(Data entries for graphics)
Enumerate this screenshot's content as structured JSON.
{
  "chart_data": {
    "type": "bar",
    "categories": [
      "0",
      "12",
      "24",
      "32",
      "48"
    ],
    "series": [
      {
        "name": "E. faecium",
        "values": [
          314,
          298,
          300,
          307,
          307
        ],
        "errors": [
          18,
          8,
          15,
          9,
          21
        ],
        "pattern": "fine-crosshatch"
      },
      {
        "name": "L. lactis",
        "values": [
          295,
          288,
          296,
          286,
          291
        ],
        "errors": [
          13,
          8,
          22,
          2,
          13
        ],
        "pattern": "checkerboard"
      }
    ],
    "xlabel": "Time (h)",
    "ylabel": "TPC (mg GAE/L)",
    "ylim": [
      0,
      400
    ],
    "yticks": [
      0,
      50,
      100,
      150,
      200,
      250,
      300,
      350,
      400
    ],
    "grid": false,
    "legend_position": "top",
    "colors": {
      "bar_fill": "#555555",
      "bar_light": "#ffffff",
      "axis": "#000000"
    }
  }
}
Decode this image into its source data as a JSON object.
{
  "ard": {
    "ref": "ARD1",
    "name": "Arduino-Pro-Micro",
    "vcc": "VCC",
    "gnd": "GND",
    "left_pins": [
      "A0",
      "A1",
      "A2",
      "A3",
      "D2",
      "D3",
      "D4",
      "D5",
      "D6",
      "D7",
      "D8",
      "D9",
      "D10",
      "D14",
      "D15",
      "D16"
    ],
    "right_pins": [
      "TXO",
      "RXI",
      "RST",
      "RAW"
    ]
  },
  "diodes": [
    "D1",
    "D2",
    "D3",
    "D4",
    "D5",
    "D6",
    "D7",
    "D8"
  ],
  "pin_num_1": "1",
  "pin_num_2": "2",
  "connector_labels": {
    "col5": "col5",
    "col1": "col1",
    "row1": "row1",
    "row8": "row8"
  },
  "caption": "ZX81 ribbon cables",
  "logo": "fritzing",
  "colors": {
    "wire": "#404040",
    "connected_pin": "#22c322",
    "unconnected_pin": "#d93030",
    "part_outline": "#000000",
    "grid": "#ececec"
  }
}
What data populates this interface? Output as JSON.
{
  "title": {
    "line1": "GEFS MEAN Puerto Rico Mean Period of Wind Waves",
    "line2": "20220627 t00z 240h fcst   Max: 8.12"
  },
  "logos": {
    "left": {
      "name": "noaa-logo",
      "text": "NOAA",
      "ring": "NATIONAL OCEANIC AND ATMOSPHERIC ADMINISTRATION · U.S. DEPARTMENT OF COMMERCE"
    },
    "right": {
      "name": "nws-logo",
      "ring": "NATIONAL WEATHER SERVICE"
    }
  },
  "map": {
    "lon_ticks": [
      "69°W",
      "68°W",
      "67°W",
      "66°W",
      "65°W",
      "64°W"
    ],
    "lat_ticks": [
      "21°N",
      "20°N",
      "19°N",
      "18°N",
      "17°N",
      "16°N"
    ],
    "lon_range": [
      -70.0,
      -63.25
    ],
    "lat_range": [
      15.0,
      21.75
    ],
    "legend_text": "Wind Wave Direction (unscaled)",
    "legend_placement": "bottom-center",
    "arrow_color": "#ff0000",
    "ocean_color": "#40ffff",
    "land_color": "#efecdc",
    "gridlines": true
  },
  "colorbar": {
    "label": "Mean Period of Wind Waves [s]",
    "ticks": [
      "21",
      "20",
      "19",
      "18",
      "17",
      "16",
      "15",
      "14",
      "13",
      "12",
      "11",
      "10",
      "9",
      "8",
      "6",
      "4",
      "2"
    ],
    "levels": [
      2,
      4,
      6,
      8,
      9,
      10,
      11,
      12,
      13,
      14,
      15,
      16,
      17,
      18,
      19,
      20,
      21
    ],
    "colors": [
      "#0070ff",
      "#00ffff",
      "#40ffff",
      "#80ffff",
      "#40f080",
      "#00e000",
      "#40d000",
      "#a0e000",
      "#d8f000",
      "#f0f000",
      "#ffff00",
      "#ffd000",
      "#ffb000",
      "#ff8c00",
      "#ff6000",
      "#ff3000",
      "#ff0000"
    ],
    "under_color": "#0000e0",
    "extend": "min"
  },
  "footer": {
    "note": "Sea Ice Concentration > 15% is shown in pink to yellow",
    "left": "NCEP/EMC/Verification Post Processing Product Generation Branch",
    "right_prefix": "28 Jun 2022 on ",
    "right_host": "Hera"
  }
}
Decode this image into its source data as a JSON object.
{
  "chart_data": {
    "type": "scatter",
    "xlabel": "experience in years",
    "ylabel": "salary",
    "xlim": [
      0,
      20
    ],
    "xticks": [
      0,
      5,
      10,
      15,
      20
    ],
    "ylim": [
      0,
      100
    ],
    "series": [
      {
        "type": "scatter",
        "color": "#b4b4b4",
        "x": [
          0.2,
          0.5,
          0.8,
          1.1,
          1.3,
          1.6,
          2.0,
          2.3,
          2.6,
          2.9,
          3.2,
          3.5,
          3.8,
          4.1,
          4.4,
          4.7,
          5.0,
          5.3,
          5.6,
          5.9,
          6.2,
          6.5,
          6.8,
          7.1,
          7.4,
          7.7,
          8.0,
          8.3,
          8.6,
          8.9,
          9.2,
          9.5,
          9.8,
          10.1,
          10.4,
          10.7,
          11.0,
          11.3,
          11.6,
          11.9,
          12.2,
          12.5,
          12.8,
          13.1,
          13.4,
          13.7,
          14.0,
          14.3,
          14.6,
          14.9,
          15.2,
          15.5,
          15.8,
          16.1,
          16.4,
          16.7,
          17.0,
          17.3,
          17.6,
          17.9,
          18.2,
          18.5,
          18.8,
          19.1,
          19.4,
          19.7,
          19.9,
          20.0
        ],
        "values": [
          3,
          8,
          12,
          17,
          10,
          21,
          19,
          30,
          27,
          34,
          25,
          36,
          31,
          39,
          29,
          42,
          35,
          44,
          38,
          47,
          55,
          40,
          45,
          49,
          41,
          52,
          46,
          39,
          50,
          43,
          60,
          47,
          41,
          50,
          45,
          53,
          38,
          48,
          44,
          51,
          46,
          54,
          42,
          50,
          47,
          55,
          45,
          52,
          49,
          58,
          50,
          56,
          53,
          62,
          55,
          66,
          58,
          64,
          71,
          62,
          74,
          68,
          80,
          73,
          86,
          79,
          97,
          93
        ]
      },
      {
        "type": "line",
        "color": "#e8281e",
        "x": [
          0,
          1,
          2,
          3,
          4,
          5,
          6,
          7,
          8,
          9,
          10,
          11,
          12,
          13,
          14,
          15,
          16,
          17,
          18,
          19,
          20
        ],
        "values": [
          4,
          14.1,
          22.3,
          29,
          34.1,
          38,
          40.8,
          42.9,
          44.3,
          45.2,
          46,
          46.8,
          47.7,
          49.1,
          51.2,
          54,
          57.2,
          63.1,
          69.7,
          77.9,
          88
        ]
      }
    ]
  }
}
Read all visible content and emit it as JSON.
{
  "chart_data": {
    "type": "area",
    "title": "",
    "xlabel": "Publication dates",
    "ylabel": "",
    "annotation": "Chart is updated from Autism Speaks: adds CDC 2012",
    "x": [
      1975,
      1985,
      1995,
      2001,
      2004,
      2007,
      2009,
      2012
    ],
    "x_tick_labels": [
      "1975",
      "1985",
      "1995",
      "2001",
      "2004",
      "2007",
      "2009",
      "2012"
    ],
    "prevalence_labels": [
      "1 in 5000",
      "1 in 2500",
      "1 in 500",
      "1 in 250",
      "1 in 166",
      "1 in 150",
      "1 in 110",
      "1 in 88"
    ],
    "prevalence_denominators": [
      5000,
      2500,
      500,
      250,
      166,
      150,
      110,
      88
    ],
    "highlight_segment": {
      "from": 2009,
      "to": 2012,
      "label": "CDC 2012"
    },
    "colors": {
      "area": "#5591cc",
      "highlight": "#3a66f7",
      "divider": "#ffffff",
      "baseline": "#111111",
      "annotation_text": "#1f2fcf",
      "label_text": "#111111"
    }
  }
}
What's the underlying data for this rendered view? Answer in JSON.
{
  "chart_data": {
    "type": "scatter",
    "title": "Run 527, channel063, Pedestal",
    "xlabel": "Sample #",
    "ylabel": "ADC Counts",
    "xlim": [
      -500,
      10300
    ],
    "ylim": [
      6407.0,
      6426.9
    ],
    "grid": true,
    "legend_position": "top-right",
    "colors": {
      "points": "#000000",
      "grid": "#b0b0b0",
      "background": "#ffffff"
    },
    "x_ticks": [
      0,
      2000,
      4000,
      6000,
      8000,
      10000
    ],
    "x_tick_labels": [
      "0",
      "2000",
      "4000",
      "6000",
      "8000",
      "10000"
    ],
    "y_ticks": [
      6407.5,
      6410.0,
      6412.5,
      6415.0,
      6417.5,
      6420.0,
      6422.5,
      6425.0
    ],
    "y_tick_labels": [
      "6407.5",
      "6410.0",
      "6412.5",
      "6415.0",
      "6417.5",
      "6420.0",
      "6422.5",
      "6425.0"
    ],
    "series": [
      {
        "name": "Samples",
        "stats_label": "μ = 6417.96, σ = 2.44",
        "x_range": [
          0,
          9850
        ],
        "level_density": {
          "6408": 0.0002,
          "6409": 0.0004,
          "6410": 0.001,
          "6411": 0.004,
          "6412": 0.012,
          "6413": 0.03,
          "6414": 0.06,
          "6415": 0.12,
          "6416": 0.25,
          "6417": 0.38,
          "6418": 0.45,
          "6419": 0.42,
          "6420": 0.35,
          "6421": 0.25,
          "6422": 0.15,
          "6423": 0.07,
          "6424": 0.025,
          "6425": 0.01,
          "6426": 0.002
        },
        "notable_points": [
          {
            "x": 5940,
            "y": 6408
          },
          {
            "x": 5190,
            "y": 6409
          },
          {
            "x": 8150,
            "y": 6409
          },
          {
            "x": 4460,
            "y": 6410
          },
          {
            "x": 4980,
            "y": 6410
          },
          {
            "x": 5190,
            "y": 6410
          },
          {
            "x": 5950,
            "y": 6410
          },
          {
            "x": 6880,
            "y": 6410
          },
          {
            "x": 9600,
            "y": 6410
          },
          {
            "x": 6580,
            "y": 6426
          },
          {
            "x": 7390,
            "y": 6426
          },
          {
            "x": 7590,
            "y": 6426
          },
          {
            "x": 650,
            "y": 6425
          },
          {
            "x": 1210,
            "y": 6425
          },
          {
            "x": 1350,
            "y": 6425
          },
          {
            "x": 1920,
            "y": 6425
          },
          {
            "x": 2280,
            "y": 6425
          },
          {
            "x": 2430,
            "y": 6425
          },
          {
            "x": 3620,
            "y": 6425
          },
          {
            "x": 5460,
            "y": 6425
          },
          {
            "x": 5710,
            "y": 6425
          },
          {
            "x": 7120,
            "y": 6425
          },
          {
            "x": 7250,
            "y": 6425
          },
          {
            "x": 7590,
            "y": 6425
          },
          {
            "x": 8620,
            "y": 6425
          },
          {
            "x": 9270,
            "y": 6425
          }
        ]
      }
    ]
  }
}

## EXERCISE TASK
Select every line in the records above that contains the word "pattern".

## FINAL ANSWER
        "pattern": "fine-crosshatch"
        "pattern": "checkerboard"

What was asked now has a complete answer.